= Exercise objective =
Filter the entries and keep only the lines where the string "hiệu" appears.
### Extracted material
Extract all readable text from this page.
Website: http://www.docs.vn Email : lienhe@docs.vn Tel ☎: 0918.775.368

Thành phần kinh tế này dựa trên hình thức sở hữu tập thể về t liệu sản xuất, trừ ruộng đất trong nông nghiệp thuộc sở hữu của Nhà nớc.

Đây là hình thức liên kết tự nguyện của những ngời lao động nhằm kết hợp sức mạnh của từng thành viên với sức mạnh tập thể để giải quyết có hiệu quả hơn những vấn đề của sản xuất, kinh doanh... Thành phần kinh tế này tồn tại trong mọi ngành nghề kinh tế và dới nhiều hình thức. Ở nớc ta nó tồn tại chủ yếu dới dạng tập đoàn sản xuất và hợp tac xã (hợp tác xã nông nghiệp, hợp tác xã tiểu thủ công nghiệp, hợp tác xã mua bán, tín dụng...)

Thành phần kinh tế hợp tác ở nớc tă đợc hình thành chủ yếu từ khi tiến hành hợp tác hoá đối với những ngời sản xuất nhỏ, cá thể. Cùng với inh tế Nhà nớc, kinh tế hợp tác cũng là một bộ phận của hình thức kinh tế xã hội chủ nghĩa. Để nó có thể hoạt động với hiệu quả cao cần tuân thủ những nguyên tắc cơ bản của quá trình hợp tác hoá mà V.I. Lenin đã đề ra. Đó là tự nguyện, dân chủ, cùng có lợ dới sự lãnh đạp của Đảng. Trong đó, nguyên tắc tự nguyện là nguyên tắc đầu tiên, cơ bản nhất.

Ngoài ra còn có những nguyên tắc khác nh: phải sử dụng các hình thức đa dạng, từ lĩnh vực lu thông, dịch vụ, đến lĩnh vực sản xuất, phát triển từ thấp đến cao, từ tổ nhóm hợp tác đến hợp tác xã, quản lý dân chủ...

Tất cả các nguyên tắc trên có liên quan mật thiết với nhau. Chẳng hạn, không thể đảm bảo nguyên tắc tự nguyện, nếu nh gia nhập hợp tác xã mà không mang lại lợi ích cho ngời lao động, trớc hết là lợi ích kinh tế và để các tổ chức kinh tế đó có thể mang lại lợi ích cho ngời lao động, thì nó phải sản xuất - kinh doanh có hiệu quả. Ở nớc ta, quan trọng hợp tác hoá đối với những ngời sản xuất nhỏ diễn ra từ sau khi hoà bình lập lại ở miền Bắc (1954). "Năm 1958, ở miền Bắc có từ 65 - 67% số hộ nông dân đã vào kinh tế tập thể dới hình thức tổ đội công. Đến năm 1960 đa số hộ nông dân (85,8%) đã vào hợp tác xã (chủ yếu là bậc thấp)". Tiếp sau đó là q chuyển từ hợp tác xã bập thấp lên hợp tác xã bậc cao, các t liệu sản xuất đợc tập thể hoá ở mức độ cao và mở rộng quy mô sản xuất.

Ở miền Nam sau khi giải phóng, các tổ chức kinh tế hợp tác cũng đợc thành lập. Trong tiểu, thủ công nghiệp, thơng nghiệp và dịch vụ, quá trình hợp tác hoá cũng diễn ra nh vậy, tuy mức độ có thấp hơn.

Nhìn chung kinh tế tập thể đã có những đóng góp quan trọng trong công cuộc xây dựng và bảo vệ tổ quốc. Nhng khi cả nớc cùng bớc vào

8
######
= Result of this task =
Đây là hình thức liên kết tự nguyện của những ngời lao động nhằm kết hợp sức mạnh của từng thành viên với sức mạnh tập thể để giải quyết có hiệu quả hơn những vấn đề của sản xuất, kinh doanh... Thành phần kinh tế này tồn tại trong mọi ngành nghề kinh tế và dới nhiều hình thức. Ở nớc ta nó tồn tại chủ yếu dới dạng tập đoàn sản xuất và hợp tac xã (hợp tác xã nông nghiệp, hợp tác xã tiểu thủ công nghiệp, hợp tác xã mua bán, tín dụng...)
Thành phần kinh tế hợp tác ở nớc tă đợc hình thành chủ yếu từ khi tiến hành hợp tác hoá đối với những ngời sản xuất nhỏ, cá thể. Cùng với inh tế Nhà nớc, kinh tế hợp tác cũng là một bộ phận của hình thức kinh tế xã hội chủ nghĩa. Để nó có thể hoạt động với hiệu quả cao cần tuân thủ những nguyên tắc cơ bản của quá trình hợp tác hoá mà V.I. Lenin đã đề ra. Đó là tự nguyện, dân chủ, cùng có lợ dới sự lãnh đạp của Đảng. Trong đó, nguyên tắc tự nguyện là nguyên tắc đầu tiên, cơ bản nhất.
Tất cả các nguyên tắc trên có liên quan mật thiết với nhau. Chẳng hạn, không thể đảm bảo nguyên tắc tự nguyện, nếu nh gia nhập hợp tác xã mà không mang lại lợi ích cho ngời lao động, trớc hết là lợi ích kinh tế và để các tổ chức kinh tế đó có thể mang lại lợi ích cho ngời lao động, thì nó phải sản xuất - kinh doanh có hiệu quả. Ở nớc ta, quan trọng hợp tác hoá đối với những ngời sản xuất nhỏ diễn ra từ sau khi hoà bình lập lại ở miền Bắc (1954). "Năm 1958, ở miền Bắc có từ 65 - 67% số hộ nông dân đã vào kinh tế tập thể dới hình thức tổ đội công. Đến năm 1960 đa số hộ nông dân (85,8%) đã vào hợp tác xã (chủ yếu là bậc thấp)". Tiếp sau đó là q chuyển từ hợp tác xã bập thấp lên hợp tác xã bậc cao, các t liệu sản xuất đợc tập thể hoá ở mức độ cao và mở rộng quy mô sản xuất.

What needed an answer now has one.